_Task prompt_
Return the entries word for word, from the very first line through the line containing "cell-value-PUG_4-loci5: 0.39: [345, 141, 374, 158]", with both of those lines included.

_Extracted information_
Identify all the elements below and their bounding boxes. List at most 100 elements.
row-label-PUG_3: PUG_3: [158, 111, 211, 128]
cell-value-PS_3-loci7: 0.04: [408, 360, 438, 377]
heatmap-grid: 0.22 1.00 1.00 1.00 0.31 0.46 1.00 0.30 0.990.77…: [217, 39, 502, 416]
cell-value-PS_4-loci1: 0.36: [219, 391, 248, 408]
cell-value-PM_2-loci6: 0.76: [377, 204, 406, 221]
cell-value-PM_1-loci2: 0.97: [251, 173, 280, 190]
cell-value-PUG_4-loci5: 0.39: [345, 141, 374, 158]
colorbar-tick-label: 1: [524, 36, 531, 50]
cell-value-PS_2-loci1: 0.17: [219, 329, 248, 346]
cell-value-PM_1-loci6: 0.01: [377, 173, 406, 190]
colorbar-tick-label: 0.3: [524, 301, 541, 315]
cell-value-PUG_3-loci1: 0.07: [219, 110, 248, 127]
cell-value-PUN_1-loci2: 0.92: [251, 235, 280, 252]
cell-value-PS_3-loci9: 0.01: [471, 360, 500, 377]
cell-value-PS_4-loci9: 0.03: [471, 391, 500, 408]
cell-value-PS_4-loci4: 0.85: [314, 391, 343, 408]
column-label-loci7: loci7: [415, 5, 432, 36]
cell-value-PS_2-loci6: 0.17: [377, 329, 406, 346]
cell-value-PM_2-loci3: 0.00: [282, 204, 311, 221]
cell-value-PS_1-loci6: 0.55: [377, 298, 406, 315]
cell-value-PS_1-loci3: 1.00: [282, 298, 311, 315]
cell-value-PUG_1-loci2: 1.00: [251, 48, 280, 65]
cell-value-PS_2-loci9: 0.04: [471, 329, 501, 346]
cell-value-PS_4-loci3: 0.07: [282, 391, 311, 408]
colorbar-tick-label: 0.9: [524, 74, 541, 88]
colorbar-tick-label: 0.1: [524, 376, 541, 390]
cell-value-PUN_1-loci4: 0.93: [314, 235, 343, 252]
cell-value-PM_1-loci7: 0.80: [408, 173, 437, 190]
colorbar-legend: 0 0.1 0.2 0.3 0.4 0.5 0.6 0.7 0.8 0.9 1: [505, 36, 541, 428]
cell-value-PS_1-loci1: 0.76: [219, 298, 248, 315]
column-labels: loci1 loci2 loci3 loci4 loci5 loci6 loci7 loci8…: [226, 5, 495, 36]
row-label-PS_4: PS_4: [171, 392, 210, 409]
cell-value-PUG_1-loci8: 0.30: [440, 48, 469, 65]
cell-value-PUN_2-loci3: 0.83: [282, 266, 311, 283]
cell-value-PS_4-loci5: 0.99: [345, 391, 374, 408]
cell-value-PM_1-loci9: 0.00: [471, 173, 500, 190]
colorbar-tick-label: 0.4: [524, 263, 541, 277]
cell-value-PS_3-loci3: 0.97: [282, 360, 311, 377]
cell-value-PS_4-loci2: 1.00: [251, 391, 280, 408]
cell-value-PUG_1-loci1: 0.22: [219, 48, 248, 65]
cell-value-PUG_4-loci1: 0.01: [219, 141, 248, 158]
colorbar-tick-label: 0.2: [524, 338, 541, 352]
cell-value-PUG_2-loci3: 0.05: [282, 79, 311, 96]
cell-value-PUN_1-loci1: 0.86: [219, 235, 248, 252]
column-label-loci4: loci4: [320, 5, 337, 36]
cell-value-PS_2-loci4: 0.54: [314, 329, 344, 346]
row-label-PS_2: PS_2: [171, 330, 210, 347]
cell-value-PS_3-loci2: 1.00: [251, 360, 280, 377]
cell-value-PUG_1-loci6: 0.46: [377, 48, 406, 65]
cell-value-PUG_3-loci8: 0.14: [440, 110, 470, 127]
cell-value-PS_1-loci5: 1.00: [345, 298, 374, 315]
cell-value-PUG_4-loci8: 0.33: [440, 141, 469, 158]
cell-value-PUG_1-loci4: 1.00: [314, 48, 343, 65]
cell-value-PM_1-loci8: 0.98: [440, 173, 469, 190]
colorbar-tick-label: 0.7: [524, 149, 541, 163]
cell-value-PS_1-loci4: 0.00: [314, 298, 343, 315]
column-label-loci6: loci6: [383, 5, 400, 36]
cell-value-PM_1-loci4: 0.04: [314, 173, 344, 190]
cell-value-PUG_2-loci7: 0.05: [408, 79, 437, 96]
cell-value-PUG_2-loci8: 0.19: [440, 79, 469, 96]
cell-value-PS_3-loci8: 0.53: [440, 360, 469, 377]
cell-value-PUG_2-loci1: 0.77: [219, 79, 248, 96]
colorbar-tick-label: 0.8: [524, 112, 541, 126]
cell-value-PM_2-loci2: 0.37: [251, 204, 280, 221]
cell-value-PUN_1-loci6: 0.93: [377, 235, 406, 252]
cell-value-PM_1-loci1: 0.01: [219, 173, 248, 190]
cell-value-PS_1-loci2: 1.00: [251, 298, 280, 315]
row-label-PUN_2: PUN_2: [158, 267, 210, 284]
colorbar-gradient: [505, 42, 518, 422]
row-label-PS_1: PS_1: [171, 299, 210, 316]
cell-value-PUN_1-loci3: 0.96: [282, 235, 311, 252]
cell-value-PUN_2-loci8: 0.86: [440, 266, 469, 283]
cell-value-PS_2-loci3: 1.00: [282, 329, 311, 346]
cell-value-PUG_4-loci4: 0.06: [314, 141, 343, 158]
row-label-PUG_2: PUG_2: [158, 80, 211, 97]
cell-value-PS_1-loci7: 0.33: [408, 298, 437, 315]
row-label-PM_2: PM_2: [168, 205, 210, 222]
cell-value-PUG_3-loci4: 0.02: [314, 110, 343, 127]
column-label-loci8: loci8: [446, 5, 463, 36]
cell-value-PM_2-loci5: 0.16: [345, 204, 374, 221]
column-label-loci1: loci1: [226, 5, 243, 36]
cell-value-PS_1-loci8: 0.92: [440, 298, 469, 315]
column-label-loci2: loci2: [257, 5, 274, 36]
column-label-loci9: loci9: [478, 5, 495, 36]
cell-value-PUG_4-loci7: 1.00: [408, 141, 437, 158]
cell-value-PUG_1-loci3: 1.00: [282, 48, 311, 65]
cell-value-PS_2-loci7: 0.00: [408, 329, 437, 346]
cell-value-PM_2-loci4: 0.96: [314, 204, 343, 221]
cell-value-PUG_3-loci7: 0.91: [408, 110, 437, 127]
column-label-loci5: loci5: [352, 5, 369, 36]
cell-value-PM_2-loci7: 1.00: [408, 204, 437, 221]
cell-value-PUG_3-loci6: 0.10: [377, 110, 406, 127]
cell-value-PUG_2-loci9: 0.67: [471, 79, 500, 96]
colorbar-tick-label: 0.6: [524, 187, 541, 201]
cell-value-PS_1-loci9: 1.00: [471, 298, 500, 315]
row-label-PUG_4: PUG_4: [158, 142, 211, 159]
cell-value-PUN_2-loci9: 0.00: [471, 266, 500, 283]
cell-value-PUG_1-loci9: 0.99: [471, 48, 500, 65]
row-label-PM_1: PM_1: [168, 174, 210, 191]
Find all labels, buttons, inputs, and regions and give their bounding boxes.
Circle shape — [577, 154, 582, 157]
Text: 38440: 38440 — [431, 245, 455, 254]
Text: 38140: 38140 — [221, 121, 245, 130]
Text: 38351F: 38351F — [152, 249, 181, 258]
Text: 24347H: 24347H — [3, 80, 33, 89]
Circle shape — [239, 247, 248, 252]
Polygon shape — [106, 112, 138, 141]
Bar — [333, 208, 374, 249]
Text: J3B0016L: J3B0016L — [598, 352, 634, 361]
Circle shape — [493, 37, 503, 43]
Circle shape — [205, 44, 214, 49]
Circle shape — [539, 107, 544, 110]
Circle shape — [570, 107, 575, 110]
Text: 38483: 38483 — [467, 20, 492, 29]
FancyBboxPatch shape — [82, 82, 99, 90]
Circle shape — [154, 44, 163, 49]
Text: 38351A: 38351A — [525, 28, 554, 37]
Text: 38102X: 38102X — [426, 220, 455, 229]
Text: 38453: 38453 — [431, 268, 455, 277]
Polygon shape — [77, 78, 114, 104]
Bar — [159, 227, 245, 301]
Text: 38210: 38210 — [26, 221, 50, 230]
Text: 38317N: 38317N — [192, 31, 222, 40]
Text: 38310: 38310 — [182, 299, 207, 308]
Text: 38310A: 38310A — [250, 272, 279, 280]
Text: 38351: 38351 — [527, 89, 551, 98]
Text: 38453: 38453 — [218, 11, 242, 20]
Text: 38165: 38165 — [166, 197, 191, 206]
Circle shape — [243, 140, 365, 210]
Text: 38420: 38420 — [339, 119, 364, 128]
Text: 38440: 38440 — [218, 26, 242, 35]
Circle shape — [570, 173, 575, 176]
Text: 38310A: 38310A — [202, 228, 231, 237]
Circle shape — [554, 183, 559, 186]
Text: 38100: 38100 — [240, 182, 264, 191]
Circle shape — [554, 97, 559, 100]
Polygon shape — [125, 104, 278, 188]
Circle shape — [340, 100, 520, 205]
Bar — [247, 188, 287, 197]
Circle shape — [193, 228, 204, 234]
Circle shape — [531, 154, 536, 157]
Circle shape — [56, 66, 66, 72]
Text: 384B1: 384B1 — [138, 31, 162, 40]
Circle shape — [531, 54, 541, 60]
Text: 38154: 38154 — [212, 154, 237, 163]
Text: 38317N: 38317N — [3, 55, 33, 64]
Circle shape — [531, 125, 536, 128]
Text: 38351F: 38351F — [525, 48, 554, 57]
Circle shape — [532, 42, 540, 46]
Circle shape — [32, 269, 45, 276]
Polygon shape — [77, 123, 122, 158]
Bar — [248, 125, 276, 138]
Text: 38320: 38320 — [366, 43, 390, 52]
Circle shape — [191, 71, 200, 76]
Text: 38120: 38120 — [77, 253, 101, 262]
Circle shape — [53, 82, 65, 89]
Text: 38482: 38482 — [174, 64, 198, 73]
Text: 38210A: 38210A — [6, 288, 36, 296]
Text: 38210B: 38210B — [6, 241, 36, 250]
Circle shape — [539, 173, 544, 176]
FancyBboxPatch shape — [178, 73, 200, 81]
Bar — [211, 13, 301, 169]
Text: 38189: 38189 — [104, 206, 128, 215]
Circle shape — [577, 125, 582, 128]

_The solution_
Identify all the elements below and their bounding boxes. List at most 100 elements.
row-label-PUG_3: PUG_3: [158, 111, 211, 128]
cell-value-PS_3-loci7: 0.04: [408, 360, 438, 377]
heatmap-grid: 0.22 1.00 1.00 1.00 0.31 0.46 1.00 0.30 0.990.77…: [217, 39, 502, 416]
cell-value-PS_4-loci1: 0.36: [219, 391, 248, 408]
cell-value-PM_2-loci6: 0.76: [377, 204, 406, 221]
cell-value-PM_1-loci2: 0.97: [251, 173, 280, 190]
cell-value-PUG_4-loci5: 0.39: [345, 141, 374, 158]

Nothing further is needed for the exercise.